Work to complete: Rewrite the lines below with every "empty-cell" changed to "blank-cell", keeping everything else identical and omitting the pictures.
==== Dataset content
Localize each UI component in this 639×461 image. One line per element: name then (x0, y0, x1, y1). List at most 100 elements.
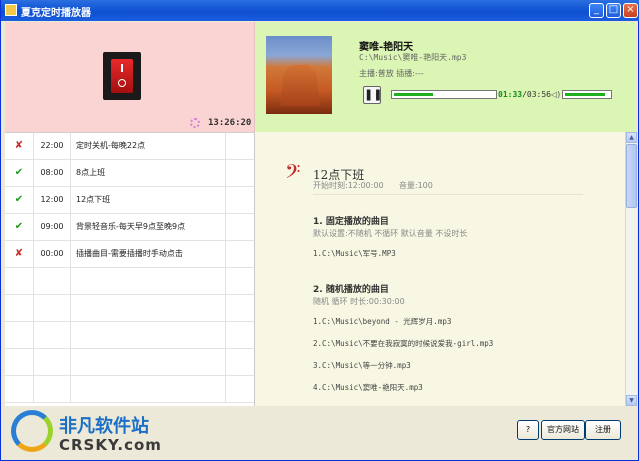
scroll-thumb[interactable] (626, 144, 637, 208)
table-row[interactable]: ✔ 08:00 8点上班 (5, 160, 254, 187)
loading-spinner-icon (190, 118, 200, 128)
section2-title: 2. 随机播放的曲目 (313, 285, 389, 295)
empty-cell (5, 295, 34, 321)
window-title: 夏克定时播放器 (21, 8, 91, 19)
start-time-text: 开始时刻:12:00:00 (313, 181, 384, 190)
player-panel: 窦唯-艳阳天 C:\Music\窦唯-艳阳天.mp3 主播:普放 插播:--- … (255, 22, 636, 132)
section2-item[interactable]: 1.C:\Music\beyond - 光辉岁月.mp3 (313, 316, 451, 327)
empty-cell (34, 322, 71, 348)
watermark-logo: 非凡软件站 CRSKY.com (7, 410, 187, 460)
empty-cell (76, 376, 224, 402)
empty-cell (76, 349, 224, 375)
cross-icon: ✘ (5, 133, 34, 159)
empty-cell (34, 349, 71, 375)
task-time: 22:00 (34, 133, 71, 159)
section1-subtitle: 默认设置:不随机 不循环 默认音量 不设时长 (313, 229, 468, 238)
empty-cell (225, 268, 255, 294)
task-time: 00:00 (34, 241, 71, 267)
task-name: 定时关机-每晚22点 (76, 141, 146, 150)
table-row[interactable]: ✘ 00:00 插播曲目-需要插播时手动点击 (5, 241, 254, 268)
empty-cell (34, 376, 71, 402)
empty-cell (225, 214, 255, 240)
empty-cell (225, 160, 255, 186)
volume-text: 音量:100 (398, 181, 433, 190)
cross-icon: ✘ (5, 241, 34, 267)
help-button[interactable]: ? (517, 420, 539, 440)
empty-cell (76, 322, 224, 348)
empty-cell (225, 376, 255, 402)
pause-button[interactable]: ❚❚ (363, 86, 383, 104)
total-play-time: /03:56 (522, 90, 551, 99)
empty-cell (76, 268, 224, 294)
empty-cell (5, 376, 34, 402)
scroll-down-icon[interactable]: ▼ (626, 395, 637, 406)
task-time: 09:00 (34, 214, 71, 240)
task-name: 背景轻音乐-每天早9点至晚9点 (76, 222, 186, 231)
detail-scrollbar[interactable]: ▲ ▼ (625, 132, 637, 406)
empty-cell (225, 133, 255, 159)
progress-bar[interactable] (391, 90, 497, 99)
table-row[interactable] (5, 268, 254, 295)
register-button[interactable]: 注册 (585, 420, 621, 440)
empty-cell (225, 349, 255, 375)
shutdown-panel: 13:26:20 (5, 22, 255, 132)
progress-fill (394, 93, 433, 96)
section2-item[interactable]: 2.C:\Music\不要在我寂寞的时候说爱我-girl.mp3 (313, 338, 493, 349)
watermark-en: CRSKY.com (59, 436, 162, 454)
minimize-button[interactable]: _ (589, 3, 604, 18)
maximize-button[interactable]: □ (606, 3, 621, 18)
album-art (266, 36, 332, 114)
section2-item[interactable]: 3.C:\Music\等一分钟.mp3 (313, 360, 411, 371)
table-row[interactable]: ✔ 12:00 12点下班 (5, 187, 254, 214)
empty-cell (225, 187, 255, 213)
empty-cell (5, 322, 34, 348)
task-name: 8点上班 (76, 168, 106, 177)
task-time: 12:00 (34, 187, 71, 213)
song-title: 窦唯-艳阳天 (359, 42, 414, 53)
empty-cell (34, 295, 71, 321)
play-time: 01:33/03:56 (498, 90, 551, 99)
task-name: 插播曲目-需要插播时手动点击 (76, 249, 183, 258)
song-meta: 主播:普放 插播:--- (359, 69, 424, 78)
bass-clef-icon: 𝄢 (285, 160, 301, 188)
empty-cell (34, 268, 71, 294)
task-detail-panel: 𝄢 12点下班 开始时刻:12:00:00 音量:100 1. 固定播放的曲目 … (255, 132, 625, 406)
table-row[interactable]: ✘ 22:00 定时关机-每晚22点 (5, 133, 254, 160)
title-bar[interactable]: 夏克定时播放器 _ □ × (1, 0, 639, 21)
pause-icon: ❚❚ (364, 88, 383, 101)
task-name: 12点下班 (76, 195, 111, 204)
check-icon: ✔ (5, 187, 34, 213)
task-list: ✘ 22:00 定时关机-每晚22点 ✔ 08:00 8点上班 ✔ 12:00 12点下班 ✔ 09… (5, 132, 255, 407)
close-button[interactable]: × (623, 3, 638, 18)
section1-title: 1. 固定播放的曲目 (313, 217, 389, 227)
watermark-cn: 非凡软件站 (59, 416, 149, 437)
empty-cell (5, 349, 34, 375)
empty-cell (225, 322, 255, 348)
website-button[interactable]: 官方网站 (541, 420, 585, 440)
empty-cell (76, 295, 224, 321)
check-icon: ✔ (5, 214, 34, 240)
volume-slider[interactable] (562, 90, 612, 99)
empty-cell (225, 241, 255, 267)
volume-fill (565, 93, 605, 96)
table-row[interactable] (5, 295, 254, 322)
section2-item[interactable]: 4.C:\Music\窦唯-艳阳天.mp3 (313, 382, 423, 393)
table-row[interactable] (5, 349, 254, 376)
current-time: 13:26:20 (208, 118, 252, 128)
current-play-time: 01:33 (498, 90, 523, 99)
empty-cell (5, 268, 34, 294)
footer-bar: 非凡软件站 CRSKY.com ? 官方网站 注册 (5, 406, 636, 457)
check-icon: ✔ (5, 160, 34, 186)
app-icon (5, 4, 17, 16)
app-window: 夏克定时播放器 _ □ × 13:26:20 窦唯-艳阳天 C:\Music\窦… (0, 0, 639, 461)
logo-ring-icon (11, 410, 53, 452)
empty-cell (225, 295, 255, 321)
volume-icon[interactable]: ◁) (551, 90, 560, 99)
table-row[interactable] (5, 376, 254, 403)
section1-item[interactable]: 1.C:\Music\军号.MP3 (313, 248, 396, 259)
power-switch-icon[interactable] (103, 52, 141, 100)
table-row[interactable]: ✔ 09:00 背景轻音乐-每天早9点至晚9点 (5, 214, 254, 241)
section2-subtitle: 随机 循环 时长:00:30:00 (313, 297, 405, 306)
table-row[interactable] (5, 322, 254, 349)
scroll-up-icon[interactable]: ▲ (626, 132, 637, 143)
========
Solution to this task:
Localize each UI component in this 639×461 image. One line per element: name then (x0, y0, x1, y1). List at most 100 elements.
scroll-thumb[interactable] (626, 144, 637, 208)
table-row[interactable]: ✔ 08:00 8点上班 (5, 160, 254, 187)
loading-spinner-icon (190, 118, 200, 128)
section2-title: 2. 随机播放的曲目 (313, 285, 389, 295)
blank-cell (5, 295, 34, 321)
window-title: 夏克定时播放器 (21, 8, 91, 19)
start-time-text: 开始时刻:12:00:00 (313, 181, 384, 190)
player-panel: 窦唯-艳阳天 C:\Music\窦唯-艳阳天.mp3 主播:普放 插播:--- … (255, 22, 636, 132)
section2-item[interactable]: 1.C:\Music\beyond - 光辉岁月.mp3 (313, 316, 451, 327)
blank-cell (34, 322, 71, 348)
watermark-logo: 非凡软件站 CRSKY.com (7, 410, 187, 460)
blank-cell (76, 376, 224, 402)
blank-cell (76, 349, 224, 375)
cross-icon: ✘ (5, 133, 34, 159)
blank-cell (34, 349, 71, 375)
task-time: 22:00 (34, 133, 71, 159)
section1-subtitle: 默认设置:不随机 不循环 默认音量 不设时长 (313, 229, 468, 238)
blank-cell (225, 268, 255, 294)
task-time: 00:00 (34, 241, 71, 267)
task-name: 定时关机-每晚22点 (76, 141, 146, 150)
table-row[interactable]: ✘ 00:00 插播曲目-需要插播时手动点击 (5, 241, 254, 268)
blank-cell (34, 376, 71, 402)
blank-cell (225, 214, 255, 240)
blank-cell (225, 160, 255, 186)
volume-text: 音量:100 (398, 181, 433, 190)
cross-icon: ✘ (5, 241, 34, 267)
help-button[interactable]: ? (517, 420, 539, 440)
blank-cell (76, 322, 224, 348)
blank-cell (225, 376, 255, 402)
pause-button[interactable]: ❚❚ (363, 86, 383, 104)
total-play-time: /03:56 (522, 90, 551, 99)
blank-cell (76, 268, 224, 294)
blank-cell (5, 376, 34, 402)
scroll-down-icon[interactable]: ▼ (626, 395, 637, 406)
task-time: 09:00 (34, 214, 71, 240)
task-name: 背景轻音乐-每天早9点至晚9点 (76, 222, 186, 231)
detail-scrollbar[interactable]: ▲ ▼ (625, 132, 637, 406)
blank-cell (225, 133, 255, 159)
progress-bar[interactable] (391, 90, 497, 99)
table-row[interactable] (5, 268, 254, 295)
register-button[interactable]: 注册 (585, 420, 621, 440)
blank-cell (225, 349, 255, 375)
shutdown-panel: 13:26:20 (5, 22, 255, 132)
progress-fill (394, 93, 433, 96)
section2-item[interactable]: 2.C:\Music\不要在我寂寞的时候说爱我-girl.mp3 (313, 338, 493, 349)
watermark-en: CRSKY.com (59, 436, 162, 454)
minimize-button[interactable]: _ (589, 3, 604, 18)
maximize-button[interactable]: □ (606, 3, 621, 18)
album-art (266, 36, 332, 114)
section2-item[interactable]: 3.C:\Music\等一分钟.mp3 (313, 360, 411, 371)
table-row[interactable]: ✔ 12:00 12点下班 (5, 187, 254, 214)
blank-cell (225, 187, 255, 213)
blank-cell (5, 322, 34, 348)
task-name: 8点上班 (76, 168, 106, 177)
task-time: 12:00 (34, 187, 71, 213)
song-title: 窦唯-艳阳天 (359, 42, 414, 53)
blank-cell (34, 295, 71, 321)
play-time: 01:33/03:56 (498, 90, 551, 99)
task-name: 插播曲目-需要插播时手动点击 (76, 249, 183, 258)
song-meta: 主播:普放 插播:--- (359, 69, 424, 78)
bass-clef-icon: 𝄢 (285, 160, 301, 188)
blank-cell (34, 268, 71, 294)
task-detail-panel: 𝄢 12点下班 开始时刻:12:00:00 音量:100 1. 固定播放的曲目 … (255, 132, 625, 406)
table-row[interactable]: ✘ 22:00 定时关机-每晚22点 (5, 133, 254, 160)
title-bar[interactable]: 夏克定时播放器 _ □ × (1, 0, 639, 21)
pause-icon: ❚❚ (364, 88, 383, 101)
task-name: 12点下班 (76, 195, 111, 204)
check-icon: ✔ (5, 187, 34, 213)
task-list: ✘ 22:00 定时关机-每晚22点 ✔ 08:00 8点上班 ✔ 12:00 12点下班 ✔ 09… (5, 132, 255, 407)
close-button[interactable]: × (623, 3, 638, 18)
section1-title: 1. 固定播放的曲目 (313, 217, 389, 227)
watermark-cn: 非凡软件站 (59, 416, 149, 437)
blank-cell (5, 349, 34, 375)
blank-cell (225, 322, 255, 348)
website-button[interactable]: 官方网站 (541, 420, 585, 440)
blank-cell (76, 295, 224, 321)
check-icon: ✔ (5, 214, 34, 240)
volume-slider[interactable] (562, 90, 612, 99)
blank-cell (225, 241, 255, 267)
volume-fill (565, 93, 605, 96)
table-row[interactable] (5, 295, 254, 322)
section2-item[interactable]: 4.C:\Music\窦唯-艳阳天.mp3 (313, 382, 423, 393)
table-row[interactable] (5, 349, 254, 376)
current-time: 13:26:20 (208, 118, 252, 128)
current-play-time: 01:33 (498, 90, 523, 99)
blank-cell (5, 268, 34, 294)
footer-bar: 非凡软件站 CRSKY.com ? 官方网站 注册 (5, 406, 636, 457)
check-icon: ✔ (5, 160, 34, 186)
app-icon (5, 4, 17, 16)
app-window: 夏克定时播放器 _ □ × 13:26:20 窦唯-艳阳天 C:\Music\窦… (0, 0, 639, 461)
logo-ring-icon (11, 410, 53, 452)
blank-cell (225, 295, 255, 321)
volume-icon[interactable]: ◁) (551, 90, 560, 99)
table-row[interactable] (5, 376, 254, 403)
section1-item[interactable]: 1.C:\Music\军号.MP3 (313, 248, 396, 259)
power-switch-icon[interactable] (103, 52, 141, 100)
table-row[interactable]: ✔ 09:00 背景轻音乐-每天早9点至晚9点 (5, 214, 254, 241)
section2-subtitle: 随机 循环 时长:00:30:00 (313, 297, 405, 306)
table-row[interactable] (5, 322, 254, 349)
scroll-up-icon[interactable]: ▲ (626, 132, 637, 143)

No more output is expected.